## DIRECTIONS
In the material below, find how many lines contain the string "name". Write only that number.

─── INFORMATION GIVEN

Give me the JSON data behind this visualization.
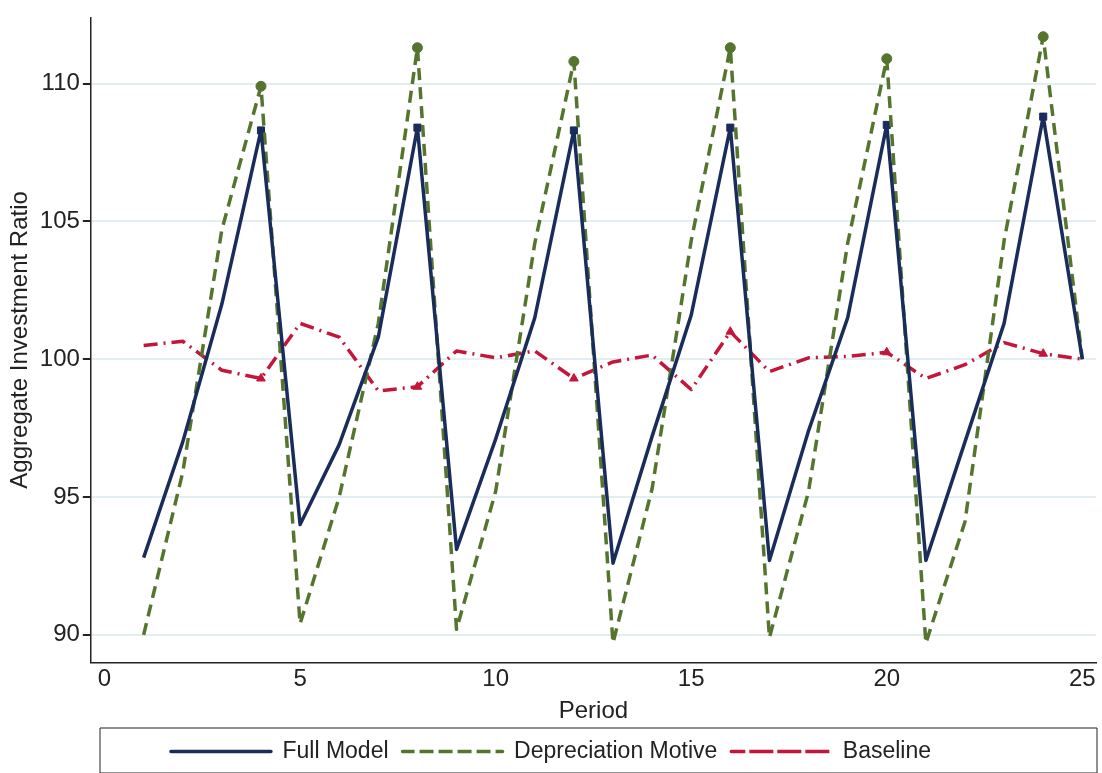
{
  "chart_data": {
    "type": "line",
    "xlabel": "Period",
    "ylabel": "Aggregate Investment Ratio",
    "x": [
      1,
      2,
      3,
      4,
      5,
      6,
      7,
      8,
      9,
      10,
      11,
      12,
      13,
      14,
      15,
      16,
      17,
      18,
      19,
      20,
      21,
      22,
      23,
      24,
      25
    ],
    "series": [
      {
        "name": "Full Model",
        "color": "#1a2d5a",
        "line_style": "solid",
        "marker": "none",
        "values": [
          92.8,
          97.0,
          102.0,
          108.3,
          94.0,
          96.9,
          100.8,
          108.4,
          93.1,
          97.1,
          101.5,
          108.3,
          92.6,
          97.2,
          101.6,
          108.4,
          92.7,
          97.4,
          101.5,
          108.5,
          92.7,
          97.0,
          101.3,
          108.8,
          100.0
        ]
      },
      {
        "name": "Depreciation Motive",
        "color": "#55752f",
        "line_style": "dashed",
        "marker": "none",
        "values": [
          90.0,
          95.9,
          104.7,
          109.9,
          90.4,
          95.0,
          101.3,
          111.3,
          90.2,
          95.2,
          104.2,
          110.8,
          89.7,
          95.3,
          104.3,
          111.3,
          89.9,
          95.2,
          104.2,
          110.9,
          89.7,
          94.1,
          104.3,
          111.7,
          100.0
        ]
      },
      {
        "name": "Baseline",
        "color": "#c4163a",
        "line_style": "dashdot",
        "marker": "none",
        "values": [
          100.5,
          100.65,
          99.6,
          99.3,
          101.3,
          100.8,
          98.85,
          99.0,
          100.3,
          100.05,
          100.3,
          99.3,
          99.9,
          100.15,
          98.9,
          101.0,
          99.55,
          100.05,
          100.1,
          100.25,
          99.3,
          99.8,
          100.6,
          100.2,
          100.0
        ]
      },
      {
        "type": "scatter",
        "color": "#1a2d5a",
        "marker": "square",
        "x": [
          4,
          8,
          12,
          16,
          20,
          24
        ],
        "values": [
          108.3,
          108.4,
          108.3,
          108.4,
          108.5,
          108.8
        ]
      },
      {
        "type": "scatter",
        "color": "#55752f",
        "marker": "circle",
        "x": [
          4,
          8,
          12,
          16,
          20,
          24
        ],
        "values": [
          109.9,
          111.3,
          110.8,
          111.3,
          110.9,
          111.7
        ]
      },
      {
        "type": "scatter",
        "color": "#c4163a",
        "marker": "triangle",
        "x": [
          4,
          8,
          12,
          16,
          20,
          24
        ],
        "values": [
          99.3,
          99.0,
          99.3,
          101.0,
          100.25,
          100.2
        ]
      }
    ],
    "xlim": [
      -0.35,
      25.35
    ],
    "xticks": [
      0,
      5,
      10,
      15,
      20,
      25
    ],
    "ylim": [
      89,
      112.4
    ],
    "yticks": [
      90,
      95,
      100,
      105,
      110
    ],
    "grid": "y",
    "legend": "bottom"
  }
}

──────

## ANSWER
3